Provide only the number of lines in the records below that include "BELLAAMIGA".

----

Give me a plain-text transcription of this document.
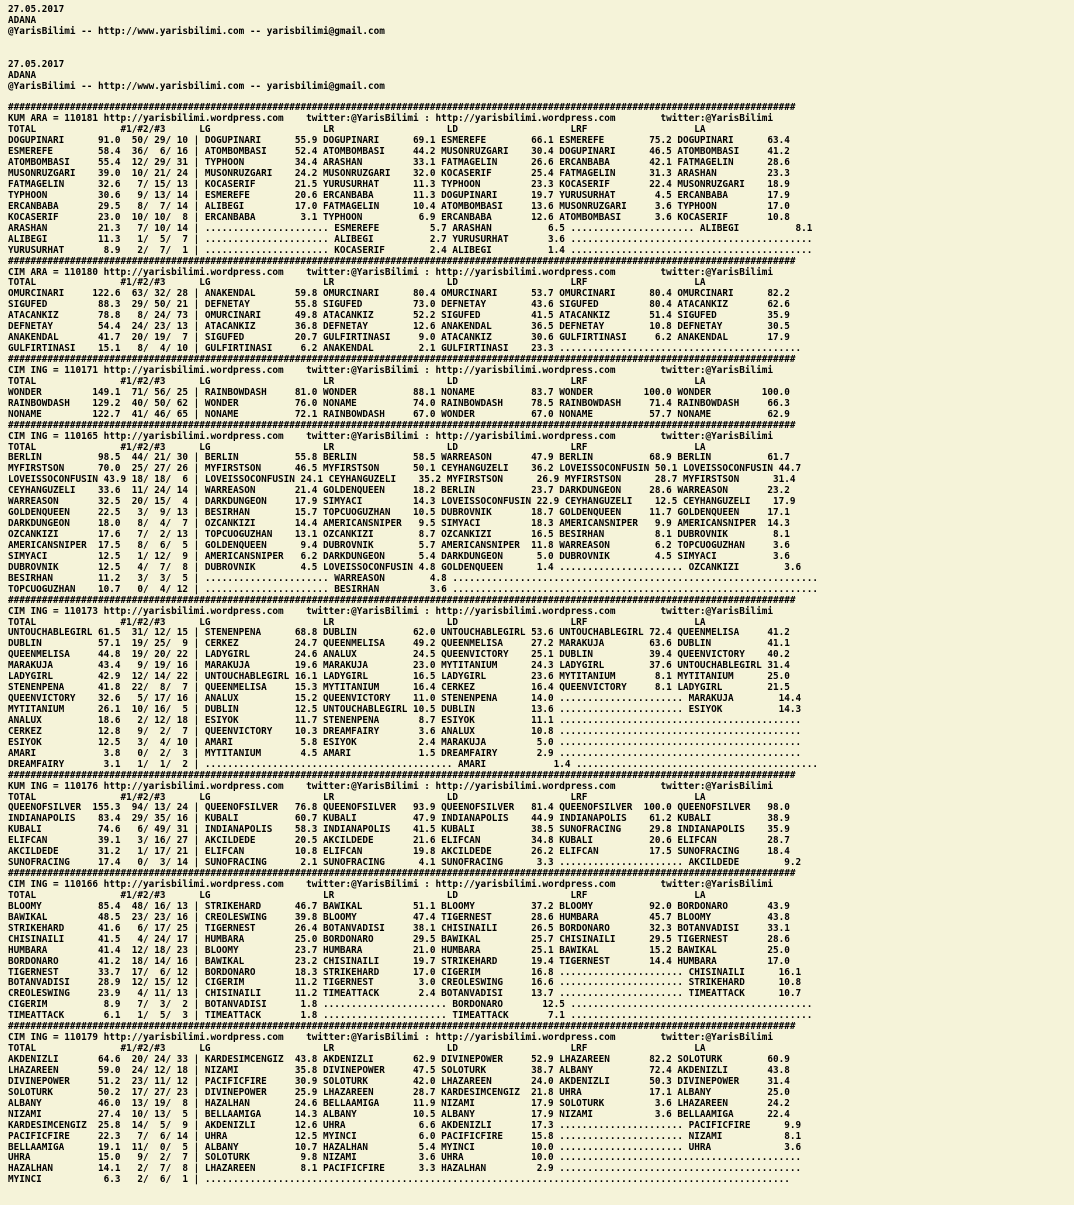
27.05.2017
ADANA
@YarisBilimi -- http://www.yarisbilimi.com -- yarisbilimi@gmail.com
27.05.2017
ADANA
@YarisBilimi -- http://www.yarisbilimi.com -- yarisbilimi@gmail.com
############################################################################################################################################
KUM ARA = 110181 http://yarisbilimi.wordpress.com    twitter:@YarisBilimi : http://yarisbilimi.wordpress.com        twitter:@YarisBilimi
TOTAL               #1/#2/#3      LG                    LR                    LD                    LRF                   LA
DOGUPINARI      91.0  50/ 29/ 10 | DOGUPINARI      55.9 DOGUPINARI      69.1 ESMEREFE        66.1 ESMEREFE        75.2 DOGUPINARI      63.4
ESMEREFE        58.4  36/  6/ 16 | ATOMBOMBASI     52.4 ATOMBOMBASI     44.2 MUSONRUZGARI    30.4 DOGUPINARI      46.5 ATOMBOMBASI     41.2
ATOMBOMBASI     55.4  12/ 29/ 31 | TYPHOON         34.4 ARASHAN         33.1 FATMAGELIN      26.6 ERCANBABA       42.1 FATMAGELIN      28.6
MUSONRUZGARI    39.0  10/ 21/ 24 | MUSONRUZGARI    24.2 MUSONRUZGARI    32.0 KOCASERIF       25.4 FATMAGELIN      31.3 ARASHAN         23.3
FATMAGELIN      32.6   7/ 15/ 13 | KOCASERIF       21.5 YURUSURHAT      11.3 TYPHOON         23.3 KOCASERIF       22.4 MUSONRUZGARI    18.9
TYPHOON         30.6   9/ 13/ 14 | ESMEREFE        20.6 ERCANBABA       11.3 DOGUPINARI      19.7 YURUSURHAT       4.5 ERCANBABA       17.9
ERCANBABA       29.5   8/  7/ 14 | ALIBEGI         17.0 FATMAGELIN      10.4 ATOMBOMBASI     13.6 MUSONRUZGARI     3.6 TYPHOON         17.0
KOCASERIF       23.0  10/ 10/  8 | ERCANBABA        3.1 TYPHOON          6.9 ERCANBABA       12.6 ATOMBOMBASI      3.6 KOCASERIF       10.8
ARASHAN         21.3   7/ 10/ 14 | ...................... ESMEREFE         5.7 ARASHAN          6.5 ...................... ALIBEGI          8.1
ALIBEGI         11.3   1/  5/  7 | ...................... ALIBEGI          2.7 YURUSURHAT       3.6 ...........................................
YURUSURHAT       8.9   2/  7/  1 | ...................... KOCASERIF        2.4 ALIBEGI          1.4 ...........................................
############################################################################################################################################
CIM ARA = 110180 http://yarisbilimi.wordpress.com    twitter:@YarisBilimi : http://yarisbilimi.wordpress.com        twitter:@YarisBilimi
TOTAL               #1/#2/#3      LG                    LR                    LD                    LRF                   LA
OMURCINARI     122.6  63/ 32/ 28 | ANAKENDAL       59.8 OMURCINARI      80.4 OMURCINARI      53.7 OMURCINARI      80.4 OMURCINARI      82.2
SIGUFED         88.3  29/ 50/ 21 | DEFNETAY        55.8 SIGUFED         73.0 DEFNETAY        43.6 SIGUFED         80.4 ATACANKIZ       62.6
ATACANKIZ       78.8   8/ 24/ 73 | OMURCINARI      49.8 ATACANKIZ       52.2 SIGUFED         41.5 ATACANKIZ       51.4 SIGUFED         35.9
DEFNETAY        54.4  24/ 23/ 13 | ATACANKIZ       36.8 DEFNETAY        12.6 ANAKENDAL       36.5 DEFNETAY        10.8 DEFNETAY        30.5
ANAKENDAL       41.7  20/ 19/  7 | SIGUFED         20.7 GULFIRTINASI     9.0 ATACANKIZ       30.6 GULFIRTINASI     6.2 ANAKENDAL       17.9
GULFIRTINASI    15.1   8/  4/ 10 | GULFIRTINASI     6.2 ANAKENDAL        2.1 GULFIRTINASI    23.3 ...........................................
############################################################################################################################################
CIM ING = 110171 http://yarisbilimi.wordpress.com    twitter:@YarisBilimi : http://yarisbilimi.wordpress.com        twitter:@YarisBilimi
TOTAL               #1/#2/#3      LG                    LR                    LD                    LRF                   LA
WONDER         149.1  71/ 56/ 25 | RAINBOWDASH     81.0 WONDER          88.1 NONAME          83.7 WONDER         100.0 WONDER         100.0
RAINBOWDASH    129.2  40/ 50/ 62 | WONDER          76.0 NONAME          74.0 RAINBOWDASH     78.5 RAINBOWDASH     71.4 RAINBOWDASH     66.3
NONAME         122.7  41/ 46/ 65 | NONAME          72.1 RAINBOWDASH     67.0 WONDER          67.0 NONAME          57.7 NONAME          62.9
############################################################################################################################################
CIM ING = 110165 http://yarisbilimi.wordpress.com    twitter:@YarisBilimi : http://yarisbilimi.wordpress.com        twitter:@YarisBilimi
TOTAL               #1/#2/#3      LG                    LR                    LD                    LRF                   LA
BERLIN          98.5  44/ 21/ 30 | BERLIN          55.8 BERLIN          58.5 WARREASON       47.9 BERLIN          68.9 BERLIN          61.7
MYFIRSTSON      70.0  25/ 27/ 26 | MYFIRSTSON      46.5 MYFIRSTSON      50.1 CEYHANGUZELI    36.2 LOVEISSOCONFUSIN 50.1 LOVEISSOCONFUSIN 44.7
LOVEISSOCONFUSIN 43.9 18/ 18/  6 | LOVEISSOCONFUSIN 24.1 CEYHANGUZELI    35.2 MYFIRSTSON      26.9 MYFIRSTSON      28.7 MYFIRSTSON      31.4
CEYHANGUZELI    33.6  11/ 24/ 14 | WARREASON       21.4 GOLDENQUEEN     18.2 BERLIN          23.7 DARKDUNGEON     28.6 WARREASON       23.2
WARREASON       32.5  20/ 15/  4 | DARKDUNGEON     17.9 SIMYACI         14.3 LOVEISSOCONFUSIN 22.9 CEYHANGUZELI    12.5 CEYHANGUZELI    17.9
GOLDENQUEEN     22.5   3/  9/ 13 | BESIRHAN        15.7 TOPCUOGUZHAN    10.5 DUBROVNIK       18.7 GOLDENQUEEN     11.7 GOLDENQUEEN     17.1
DARKDUNGEON     18.0   8/  4/  7 | OZCANKIZI       14.4 AMERICANSNIPER   9.5 SIMYACI         18.3 AMERICANSNIPER   9.9 AMERICANSNIPER  14.3
OZCANKIZI       17.6   7/  2/ 13 | TOPCUOGUZHAN    13.1 OZCANKIZI        8.7 OZCANKIZI       16.5 BESIRHAN         8.1 DUBROVNIK        8.1
AMERICANSNIPER  17.5   8/  6/  5 | GOLDENQUEEN      9.4 DUBROVNIK        5.7 AMERICANSNIPER  11.8 WARREASON        6.2 TOPCUOGUZHAN     3.6
SIMYACI         12.5   1/ 12/  9 | AMERICANSNIPER   6.2 DARKDUNGEON      5.4 DARKDUNGEON      5.0 DUBROVNIK        4.5 SIMYACI          3.6
DUBROVNIK       12.5   4/  7/  8 | DUBROVNIK        4.5 LOVEISSOCONFUSIN 4.8 GOLDENQUEEN      1.4 ...................... OZCANKIZI        3.6
BESIRHAN        11.2   3/  3/  5 | ...................... WARREASON        4.8 .................................................................
TOPCUOGUZHAN    10.7   0/  4/ 12 | ...................... BESIRHAN         3.6 .................................................................
############################################################################################################################################
CIM ING = 110173 http://yarisbilimi.wordpress.com    twitter:@YarisBilimi : http://yarisbilimi.wordpress.com        twitter:@YarisBilimi
TOTAL               #1/#2/#3      LG                    LR                    LD                    LRF                   LA
UNTOUCHABLEGIRL 61.5  31/ 12/ 15 | STENENPENA      68.8 DUBLIN          62.0 UNTOUCHABLEGIRL 53.6 UNTOUCHABLEGIRL 72.4 QUEENMELISA     41.2
DUBLIN          57.1  19/ 25/  9 | CERKEZ          24.7 QUEENMELISA     49.2 QUEENMELISA     27.2 MARAKUJA        63.6 DUBLIN          41.1
QUEENMELISA     44.8  19/ 20/ 22 | LADYGIRL        24.6 ANALUX          24.5 QUEENVICTORY    25.1 DUBLIN          39.4 QUEENVICTORY    40.2
MARAKUJA        43.4   9/ 19/ 16 | MARAKUJA        19.6 MARAKUJA        23.0 MYTITANIUM      24.3 LADYGIRL        37.6 UNTOUCHABLEGIRL 31.4
LADYGIRL        42.9  12/ 14/ 22 | UNTOUCHABLEGIRL 16.1 LADYGIRL        16.5 LADYGIRL        23.6 MYTITANIUM       8.1 MYTITANIUM      25.0
STENENPENA      41.8  22/  8/  7 | QUEENMELISA     15.3 MYTITANIUM      16.4 CERKEZ          16.4 QUEENVICTORY     8.1 LADYGIRL        21.5
QUEENVICTORY    32.6   5/ 17/ 16 | ANALUX          15.2 QUEENVICTORY    11.0 STENENPENA      14.0 ...................... MARAKUJA        14.4
MYTITANIUM      26.1  10/ 16/  5 | DUBLIN          12.5 UNTOUCHABLEGIRL 10.5 DUBLIN          13.6 ...................... ESIYOK          14.3
ANALUX          18.6   2/ 12/ 18 | ESIYOK          11.7 STENENPENA       8.7 ESIYOK          11.1 ...........................................
CERKEZ          12.8   9/  2/  7 | QUEENVICTORY    10.3 DREAMFAIRY       3.6 ANALUX          10.8 ...........................................
ESIYOK          12.5   3/  4/ 10 | AMARI            5.8 ESIYOK           2.4 MARAKUJA         5.0 ...........................................
AMARI            3.8   0/  2/  3 | MYTITANIUM       4.5 AMARI            1.5 DREAMFAIRY       2.9 ...........................................
DREAMFAIRY       3.1   1/  1/  2 | ............................................ AMARI            1.4 ...........................................
############################################################################################################################################
KUM ING = 110176 http://yarisbilimi.wordpress.com    twitter:@YarisBilimi : http://yarisbilimi.wordpress.com        twitter:@YarisBilimi
TOTAL               #1/#2/#3      LG                    LR                    LD                    LRF                   LA
QUEENOFSILVER  155.3  94/ 13/ 24 | QUEENOFSILVER   76.8 QUEENOFSILVER   93.9 QUEENOFSILVER   81.4 QUEENOFSILVER  100.0 QUEENOFSILVER   98.0
INDIANAPOLIS    83.4  29/ 35/ 16 | KUBALI          60.7 KUBALI          47.9 INDIANAPOLIS    44.9 INDIANAPOLIS    61.2 KUBALI          38.9
KUBALI          74.6   6/ 49/ 31 | INDIANAPOLIS    58.3 INDIANAPOLIS    41.5 KUBALI          38.5 SUNOFRACING     29.8 INDIANAPOLIS    35.9
ELIFCAN         39.1   3/ 16/ 27 | AKCILDEDE       20.5 AKCILDEDE       21.6 ELIFCAN         34.8 KUBALI          20.6 ELIFCAN         28.7
AKCILDEDE       31.2   1/ 17/ 21 | ELIFCAN         10.8 ELIFCAN         19.8 AKCILDEDE       26.2 ELIFCAN         17.5 SUNOFRACING     18.4
SUNOFRACING     17.4   0/  3/ 14 | SUNOFRACING      2.1 SUNOFRACING      4.1 SUNOFRACING      3.3 ...................... AKCILDEDE        9.2
############################################################################################################################################
CIM ING = 110166 http://yarisbilimi.wordpress.com    twitter:@YarisBilimi : http://yarisbilimi.wordpress.com        twitter:@YarisBilimi
TOTAL               #1/#2/#3      LG                    LR                    LD                    LRF                   LA
BLOOMY          85.4  48/ 16/ 13 | STRIKEHARD      46.7 BAWIKAL         51.1 BLOOMY          37.2 BLOOMY          92.0 BORDONARO       43.9
BAWIKAL         48.5  23/ 23/ 16 | CREOLESWING     39.8 BLOOMY          47.4 TIGERNEST       28.6 HUMBARA         45.7 BLOOMY          43.8
STRIKEHARD      41.6   6/ 17/ 25 | TIGERNEST       26.4 BOTANVADISI     38.1 CHISINAILI      26.5 BORDONARO       32.3 BOTANVADISI     33.1
CHISINAILI      41.5   4/ 24/ 17 | HUMBARA         25.0 BORDONARO       29.5 BAWIKAL         25.7 CHISINAILI      29.5 TIGERNEST       28.6
HUMBARA         41.4  12/ 18/ 23 | BLOOMY          23.7 HUMBARA         21.0 HUMBARA         25.1 BAWIKAL         15.2 BAWIKAL         25.0
BORDONARO       41.2  18/ 14/ 16 | BAWIKAL         23.2 CHISINAILI      19.7 STRIKEHARD      19.4 TIGERNEST       14.4 HUMBARA         17.0
TIGERNEST       33.7  17/  6/ 12 | BORDONARO       18.3 STRIKEHARD      17.0 CIGERIM         16.8 ...................... CHISINAILI      16.1
BOTANVADISI     28.9  12/ 15/ 12 | CIGERIM         11.2 TIGERNEST        3.0 CREOLESWING     16.6 ...................... STRIKEHARD      10.8
CREOLESWING     23.9   4/ 11/ 13 | CHISINAILI      11.2 TIMEATTACK       2.4 BOTANVADISI     13.7 ...................... TIMEATTACK      10.7
CIGERIM          8.9   7/  3/  2 | BOTANVADISI      1.8 ...................... BORDONARO       12.5 ...........................................
TIMEATTACK       6.1   1/  5/  3 | TIMEATTACK       1.8 ...................... TIMEATTACK       7.1 ...........................................
############################################################################################################################################
CIM ING = 110179 http://yarisbilimi.wordpress.com    twitter:@YarisBilimi : http://yarisbilimi.wordpress.com        twitter:@YarisBilimi
TOTAL               #1/#2/#3      LG                    LR                    LD                    LRF                   LA
AKDENIZLI       64.6  20/ 24/ 33 | KARDESIMCENGIZ  43.8 AKDENIZLI       62.9 DIVINEPOWER     52.9 LHAZAREEN       82.2 SOLOTURK        60.9
LHAZAREEN       59.0  24/ 12/ 18 | NIZAMI          35.8 DIVINEPOWER     47.5 SOLOTURK        38.7 ALBANY          72.4 AKDENIZLI       43.8
DIVINEPOWER     51.2  23/ 11/ 12 | PACIFICFIRE     30.9 SOLOTURK        42.0 LHAZAREEN       24.0 AKDENIZLI       50.3 DIVINEPOWER     31.4
SOLOTURK        50.2  17/ 27/ 23 | DIVINEPOWER     25.9 LHAZAREEN       28.7 KARDESIMCENGIZ  21.8 UHRA            17.1 ALBANY          25.0
ALBANY          46.0  13/ 19/  8 | HAZALHAN        24.6 BELLAAMIGA      11.9 NIZAMI          17.9 SOLOTURK         3.6 LHAZAREEN       24.2
NIZAMI          27.4  10/ 13/  5 | BELLAAMIGA      14.3 ALBANY          10.5 ALBANY          17.9 NIZAMI           3.6 BELLAAMIGA      22.4
KARDESIMCENGIZ  25.8  14/  5/  9 | AKDENIZLI       12.6 UHRA             6.6 AKDENIZLI       17.3 ...................... PACIFICFIRE      9.9
PACIFICFIRE     22.3   7/  6/ 14 | UHRA            12.5 MYINCI           6.0 PACIFICFIRE     15.8 ...................... NIZAMI           8.1
BELLAAMIGA      19.1  11/  0/  5 | ALBANY          10.7 HAZALHAN         5.4 MYINCI          10.0 ...................... UHRA             3.6
UHRA            15.0   9/  2/  7 | SOLOTURK         9.8 NIZAMI           3.6 UHRA            10.0 ...........................................
HAZALHAN        14.1   2/  7/  8 | LHAZAREEN        8.1 PACIFICFIRE      3.3 HAZALHAN         2.9 ...........................................
MYINCI           6.3   2/  6/  1 | ........................................................................................................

----

RESULT BELOW ▸
3